▶ **Provided records**:
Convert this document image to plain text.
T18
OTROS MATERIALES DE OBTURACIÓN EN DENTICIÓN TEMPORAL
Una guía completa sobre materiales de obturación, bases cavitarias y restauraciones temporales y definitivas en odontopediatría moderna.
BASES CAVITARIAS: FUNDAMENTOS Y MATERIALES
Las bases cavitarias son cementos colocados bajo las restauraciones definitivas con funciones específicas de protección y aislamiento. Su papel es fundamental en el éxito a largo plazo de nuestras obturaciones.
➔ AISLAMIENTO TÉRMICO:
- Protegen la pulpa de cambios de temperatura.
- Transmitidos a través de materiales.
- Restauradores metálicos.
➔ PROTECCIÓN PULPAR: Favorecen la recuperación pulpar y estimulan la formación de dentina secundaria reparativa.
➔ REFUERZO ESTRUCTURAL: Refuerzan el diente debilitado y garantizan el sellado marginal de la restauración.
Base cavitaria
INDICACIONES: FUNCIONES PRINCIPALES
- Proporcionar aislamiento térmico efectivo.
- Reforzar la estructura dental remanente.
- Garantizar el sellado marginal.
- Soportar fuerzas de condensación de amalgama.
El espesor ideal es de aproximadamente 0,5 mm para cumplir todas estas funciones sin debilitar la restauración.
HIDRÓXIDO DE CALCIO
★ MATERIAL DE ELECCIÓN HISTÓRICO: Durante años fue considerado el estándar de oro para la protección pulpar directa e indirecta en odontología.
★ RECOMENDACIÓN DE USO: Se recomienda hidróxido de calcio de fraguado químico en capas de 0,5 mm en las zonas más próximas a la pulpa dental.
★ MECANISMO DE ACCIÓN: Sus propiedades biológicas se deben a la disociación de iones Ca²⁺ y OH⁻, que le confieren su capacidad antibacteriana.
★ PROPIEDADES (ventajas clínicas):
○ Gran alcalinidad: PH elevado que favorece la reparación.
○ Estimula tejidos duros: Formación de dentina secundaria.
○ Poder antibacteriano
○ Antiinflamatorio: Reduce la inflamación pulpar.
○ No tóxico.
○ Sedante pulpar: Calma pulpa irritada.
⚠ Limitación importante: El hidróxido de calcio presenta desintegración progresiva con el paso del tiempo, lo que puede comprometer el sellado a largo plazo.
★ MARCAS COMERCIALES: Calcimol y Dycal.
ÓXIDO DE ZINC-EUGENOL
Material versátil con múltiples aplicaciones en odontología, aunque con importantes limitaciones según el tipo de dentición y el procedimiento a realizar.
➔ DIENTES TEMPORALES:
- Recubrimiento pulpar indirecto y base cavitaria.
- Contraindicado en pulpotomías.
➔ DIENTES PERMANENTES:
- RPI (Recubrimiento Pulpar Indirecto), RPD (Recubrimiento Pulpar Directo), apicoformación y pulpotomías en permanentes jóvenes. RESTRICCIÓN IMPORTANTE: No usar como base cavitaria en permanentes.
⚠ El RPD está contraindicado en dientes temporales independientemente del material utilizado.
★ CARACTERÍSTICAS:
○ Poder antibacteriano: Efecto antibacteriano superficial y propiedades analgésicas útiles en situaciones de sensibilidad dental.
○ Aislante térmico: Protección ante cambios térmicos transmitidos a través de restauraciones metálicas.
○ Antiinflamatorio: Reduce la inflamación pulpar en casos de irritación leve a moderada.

---

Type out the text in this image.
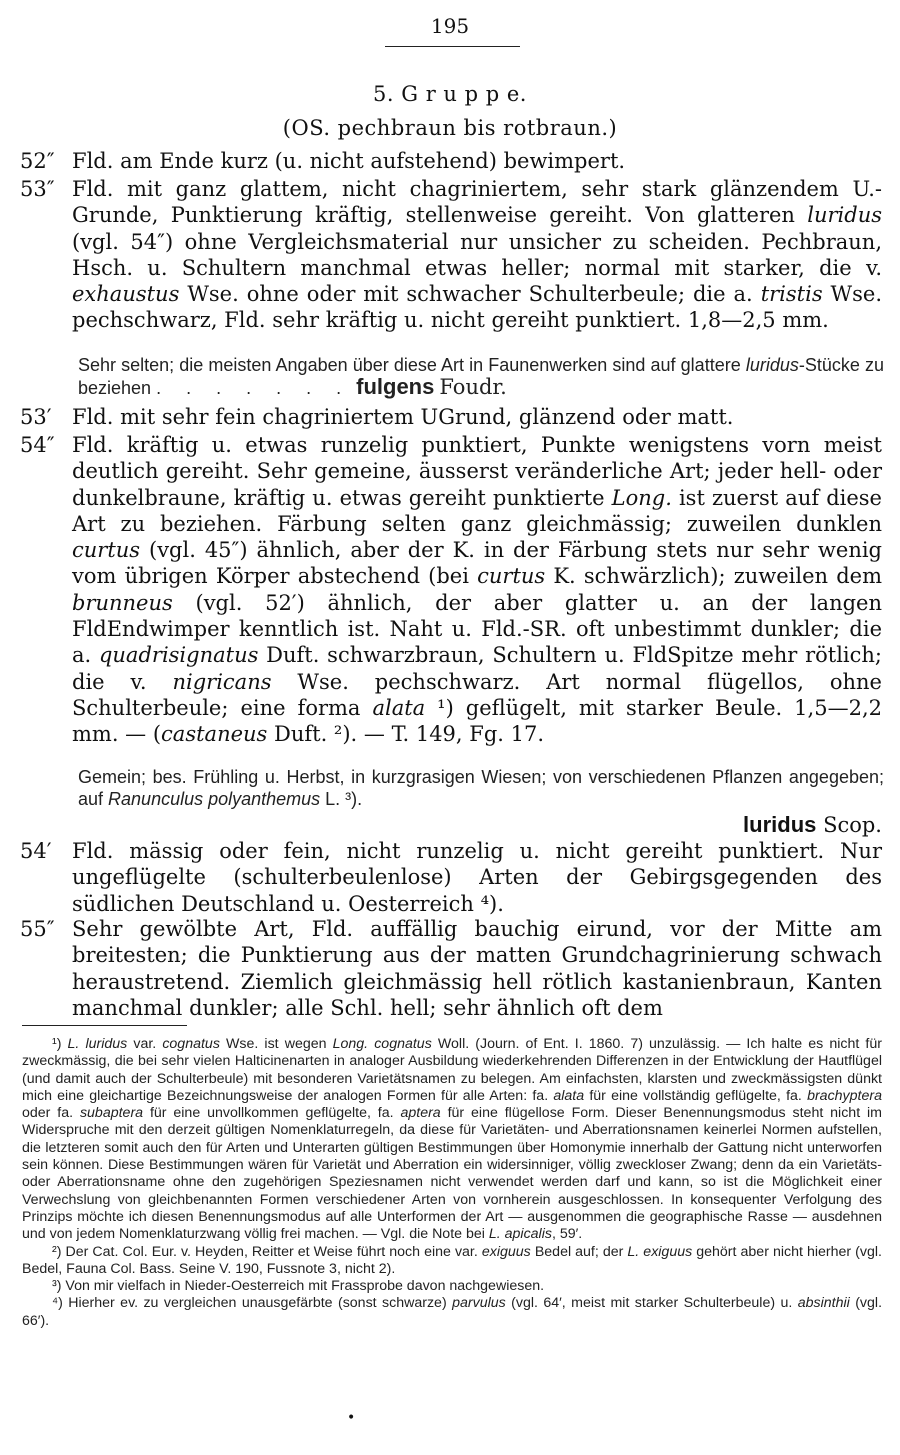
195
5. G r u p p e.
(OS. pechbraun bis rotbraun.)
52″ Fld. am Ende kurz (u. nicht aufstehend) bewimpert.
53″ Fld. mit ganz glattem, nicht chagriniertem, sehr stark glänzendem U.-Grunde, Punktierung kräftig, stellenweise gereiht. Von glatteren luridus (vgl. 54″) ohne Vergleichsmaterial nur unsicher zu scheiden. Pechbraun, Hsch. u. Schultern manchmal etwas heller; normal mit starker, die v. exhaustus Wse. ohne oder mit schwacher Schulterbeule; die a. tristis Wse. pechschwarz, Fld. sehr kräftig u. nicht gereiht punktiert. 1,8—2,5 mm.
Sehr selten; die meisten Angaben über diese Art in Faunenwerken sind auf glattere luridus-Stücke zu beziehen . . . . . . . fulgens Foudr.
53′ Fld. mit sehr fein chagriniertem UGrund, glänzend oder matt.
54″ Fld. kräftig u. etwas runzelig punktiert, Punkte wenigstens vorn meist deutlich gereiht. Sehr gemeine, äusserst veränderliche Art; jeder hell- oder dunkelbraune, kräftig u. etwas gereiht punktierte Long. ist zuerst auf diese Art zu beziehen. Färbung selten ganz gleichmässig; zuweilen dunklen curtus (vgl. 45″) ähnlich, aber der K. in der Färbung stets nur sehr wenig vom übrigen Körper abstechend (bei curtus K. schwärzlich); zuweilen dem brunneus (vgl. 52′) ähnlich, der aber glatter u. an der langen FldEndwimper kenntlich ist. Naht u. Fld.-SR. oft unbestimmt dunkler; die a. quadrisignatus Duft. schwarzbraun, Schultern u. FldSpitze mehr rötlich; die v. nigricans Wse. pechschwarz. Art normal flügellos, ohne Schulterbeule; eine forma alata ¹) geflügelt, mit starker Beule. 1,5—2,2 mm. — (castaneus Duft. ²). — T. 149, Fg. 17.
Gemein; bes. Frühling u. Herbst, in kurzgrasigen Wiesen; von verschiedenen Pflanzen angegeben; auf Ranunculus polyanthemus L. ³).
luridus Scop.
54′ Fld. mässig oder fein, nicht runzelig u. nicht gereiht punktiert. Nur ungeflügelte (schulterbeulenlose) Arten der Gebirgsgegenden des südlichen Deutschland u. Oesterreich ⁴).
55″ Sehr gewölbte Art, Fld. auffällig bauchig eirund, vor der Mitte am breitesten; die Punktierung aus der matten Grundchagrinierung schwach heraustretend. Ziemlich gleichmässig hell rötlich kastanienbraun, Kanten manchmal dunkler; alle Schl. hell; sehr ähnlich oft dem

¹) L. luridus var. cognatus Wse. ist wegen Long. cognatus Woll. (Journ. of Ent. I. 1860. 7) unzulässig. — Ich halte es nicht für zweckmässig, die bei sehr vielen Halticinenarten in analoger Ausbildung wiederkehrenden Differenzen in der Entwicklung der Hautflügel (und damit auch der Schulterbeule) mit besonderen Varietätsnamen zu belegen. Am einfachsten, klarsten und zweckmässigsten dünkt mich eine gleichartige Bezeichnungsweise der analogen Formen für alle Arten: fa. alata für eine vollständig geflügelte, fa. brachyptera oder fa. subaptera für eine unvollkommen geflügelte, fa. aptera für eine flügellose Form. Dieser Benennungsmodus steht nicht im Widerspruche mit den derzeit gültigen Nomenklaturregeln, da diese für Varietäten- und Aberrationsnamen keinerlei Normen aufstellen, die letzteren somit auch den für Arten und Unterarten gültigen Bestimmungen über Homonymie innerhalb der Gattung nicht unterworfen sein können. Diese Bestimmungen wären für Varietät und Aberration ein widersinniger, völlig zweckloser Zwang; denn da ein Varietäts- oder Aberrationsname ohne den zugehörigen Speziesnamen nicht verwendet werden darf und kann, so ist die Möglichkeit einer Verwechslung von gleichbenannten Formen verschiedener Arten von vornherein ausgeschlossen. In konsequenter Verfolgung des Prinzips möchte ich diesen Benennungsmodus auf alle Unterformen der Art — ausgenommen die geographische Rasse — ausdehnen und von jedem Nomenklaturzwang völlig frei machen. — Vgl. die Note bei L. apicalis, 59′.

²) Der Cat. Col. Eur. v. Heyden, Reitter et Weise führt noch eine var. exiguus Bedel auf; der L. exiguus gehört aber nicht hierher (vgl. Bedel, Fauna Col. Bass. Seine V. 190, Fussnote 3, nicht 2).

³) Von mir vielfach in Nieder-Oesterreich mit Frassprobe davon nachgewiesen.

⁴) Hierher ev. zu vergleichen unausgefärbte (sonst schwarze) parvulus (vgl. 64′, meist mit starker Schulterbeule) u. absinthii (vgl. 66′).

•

---

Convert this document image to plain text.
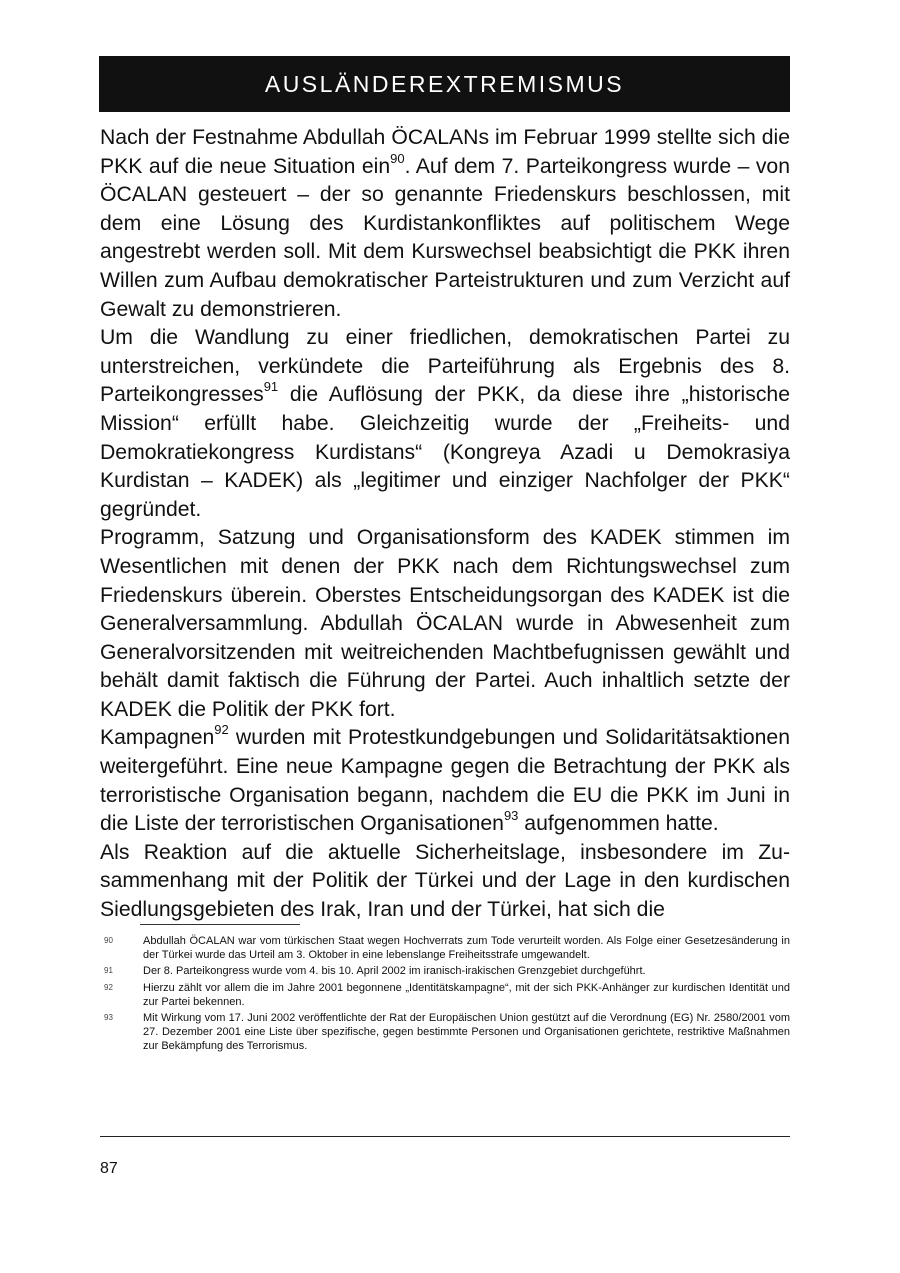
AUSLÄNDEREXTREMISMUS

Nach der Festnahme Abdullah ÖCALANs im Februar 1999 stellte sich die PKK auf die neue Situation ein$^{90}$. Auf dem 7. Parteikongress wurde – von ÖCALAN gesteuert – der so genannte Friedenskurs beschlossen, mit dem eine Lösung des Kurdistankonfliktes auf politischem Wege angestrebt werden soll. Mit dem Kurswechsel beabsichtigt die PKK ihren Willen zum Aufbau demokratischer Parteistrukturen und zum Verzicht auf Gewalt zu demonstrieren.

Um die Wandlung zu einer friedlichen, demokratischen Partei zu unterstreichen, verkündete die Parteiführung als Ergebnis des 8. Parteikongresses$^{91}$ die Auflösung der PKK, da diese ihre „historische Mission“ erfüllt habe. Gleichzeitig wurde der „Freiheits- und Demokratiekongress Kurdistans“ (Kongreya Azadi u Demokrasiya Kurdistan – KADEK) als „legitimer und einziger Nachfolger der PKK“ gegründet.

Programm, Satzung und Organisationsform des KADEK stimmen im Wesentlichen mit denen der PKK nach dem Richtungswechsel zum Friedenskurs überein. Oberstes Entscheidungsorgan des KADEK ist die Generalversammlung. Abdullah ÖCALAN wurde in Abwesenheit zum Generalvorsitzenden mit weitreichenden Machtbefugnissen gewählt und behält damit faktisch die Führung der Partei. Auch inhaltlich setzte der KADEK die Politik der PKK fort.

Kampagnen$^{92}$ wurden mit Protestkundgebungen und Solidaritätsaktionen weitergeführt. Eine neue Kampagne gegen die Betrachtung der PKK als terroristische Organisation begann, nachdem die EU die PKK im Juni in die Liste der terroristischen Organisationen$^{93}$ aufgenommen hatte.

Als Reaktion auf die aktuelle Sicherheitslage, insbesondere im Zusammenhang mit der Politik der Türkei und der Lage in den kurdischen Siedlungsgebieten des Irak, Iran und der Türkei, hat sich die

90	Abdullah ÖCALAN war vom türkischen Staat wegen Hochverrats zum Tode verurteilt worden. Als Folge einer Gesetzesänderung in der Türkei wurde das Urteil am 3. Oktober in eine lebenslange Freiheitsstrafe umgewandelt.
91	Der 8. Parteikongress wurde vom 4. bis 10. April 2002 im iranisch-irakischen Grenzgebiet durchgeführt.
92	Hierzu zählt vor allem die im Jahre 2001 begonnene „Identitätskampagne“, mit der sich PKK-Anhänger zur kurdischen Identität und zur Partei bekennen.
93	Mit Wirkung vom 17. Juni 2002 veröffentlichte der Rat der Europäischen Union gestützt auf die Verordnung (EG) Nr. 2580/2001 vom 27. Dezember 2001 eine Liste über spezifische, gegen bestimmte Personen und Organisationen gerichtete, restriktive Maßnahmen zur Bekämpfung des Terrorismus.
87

▶ **Work instruction**: Look through the data above for the word "starker". Report each line where it occurs.

▶ **Output below**:
53″ Fld. mit ganz glattem, nicht chagriniertem, sehr stark glänzendem U.-Grunde, Punktierung kräftig, stellenweise gereiht. Von glatteren luridus (vgl. 54″) ohne Vergleichsmaterial nur unsicher zu scheiden. Pechbraun, Hsch. u. Schultern manchmal etwas heller; normal mit starker, die v. exhaustus Wse. ohne oder mit schwacher Schulterbeule; die a. tristis Wse. pechschwarz, Fld. sehr kräftig u. nicht gereiht punktiert. 1,8—2,5 mm.
54″ Fld. kräftig u. etwas runzelig punktiert, Punkte wenigstens vorn meist deutlich gereiht. Sehr gemeine, äusserst veränderliche Art; jeder hell- oder dunkelbraune, kräftig u. etwas gereiht punktierte Long. ist zuerst auf diese Art zu beziehen. Färbung selten ganz gleichmässig; zuweilen dunklen curtus (vgl. 45″) ähnlich, aber der K. in der Färbung stets nur sehr wenig vom übrigen Körper abstechend (bei curtus K. schwärzlich); zuweilen dem brunneus (vgl. 52′) ähnlich, der aber glatter u. an der langen FldEndwimper kenntlich ist. Naht u. Fld.-SR. oft unbestimmt dunkler; die a. quadrisignatus Duft. schwarzbraun, Schultern u. FldSpitze mehr rötlich; die v. nigricans Wse. pechschwarz. Art normal flügellos, ohne Schulterbeule; eine forma alata ¹) geflügelt, mit starker Beule. 1,5—2,2 mm. — (castaneus Duft. ²). — T. 149, Fg. 17.
⁴) Hierher ev. zu vergleichen unausgefärbte (sonst schwarze) parvulus (vgl. 64′, meist mit starker Schulterbeule) u. absinthii (vgl. 66′).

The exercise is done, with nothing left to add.